-------- Data to use --------
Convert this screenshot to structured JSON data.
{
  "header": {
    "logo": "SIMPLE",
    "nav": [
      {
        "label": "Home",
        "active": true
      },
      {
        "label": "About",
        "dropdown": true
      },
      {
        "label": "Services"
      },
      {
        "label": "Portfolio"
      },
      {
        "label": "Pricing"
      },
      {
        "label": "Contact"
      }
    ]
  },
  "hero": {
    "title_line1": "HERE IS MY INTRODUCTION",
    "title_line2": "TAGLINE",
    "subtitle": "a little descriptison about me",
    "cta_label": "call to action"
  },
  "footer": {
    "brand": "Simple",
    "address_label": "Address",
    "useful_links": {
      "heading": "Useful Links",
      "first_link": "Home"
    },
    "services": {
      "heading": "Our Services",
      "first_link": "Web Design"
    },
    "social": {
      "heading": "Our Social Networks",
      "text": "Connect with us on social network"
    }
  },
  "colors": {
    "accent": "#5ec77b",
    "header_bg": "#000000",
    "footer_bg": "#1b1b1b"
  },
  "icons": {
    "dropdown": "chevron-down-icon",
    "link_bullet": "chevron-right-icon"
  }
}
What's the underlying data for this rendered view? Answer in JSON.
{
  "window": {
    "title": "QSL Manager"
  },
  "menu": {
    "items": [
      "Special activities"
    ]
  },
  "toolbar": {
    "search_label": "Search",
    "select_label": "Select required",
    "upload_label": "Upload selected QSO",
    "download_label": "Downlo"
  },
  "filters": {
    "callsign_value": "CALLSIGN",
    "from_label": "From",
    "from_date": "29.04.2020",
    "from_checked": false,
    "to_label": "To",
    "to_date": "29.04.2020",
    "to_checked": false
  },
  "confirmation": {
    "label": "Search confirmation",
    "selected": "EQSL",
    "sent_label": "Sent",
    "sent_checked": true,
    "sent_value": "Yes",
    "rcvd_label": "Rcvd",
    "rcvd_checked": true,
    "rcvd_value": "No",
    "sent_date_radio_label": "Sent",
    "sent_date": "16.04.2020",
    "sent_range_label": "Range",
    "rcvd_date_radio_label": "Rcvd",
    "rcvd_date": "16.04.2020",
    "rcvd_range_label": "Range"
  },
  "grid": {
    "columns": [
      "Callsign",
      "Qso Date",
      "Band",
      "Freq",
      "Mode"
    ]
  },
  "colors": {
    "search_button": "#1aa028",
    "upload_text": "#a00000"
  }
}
--------
Work to be completed =
Give the number of lines containing the word "confirmation". No other answer is needed.

The output =
2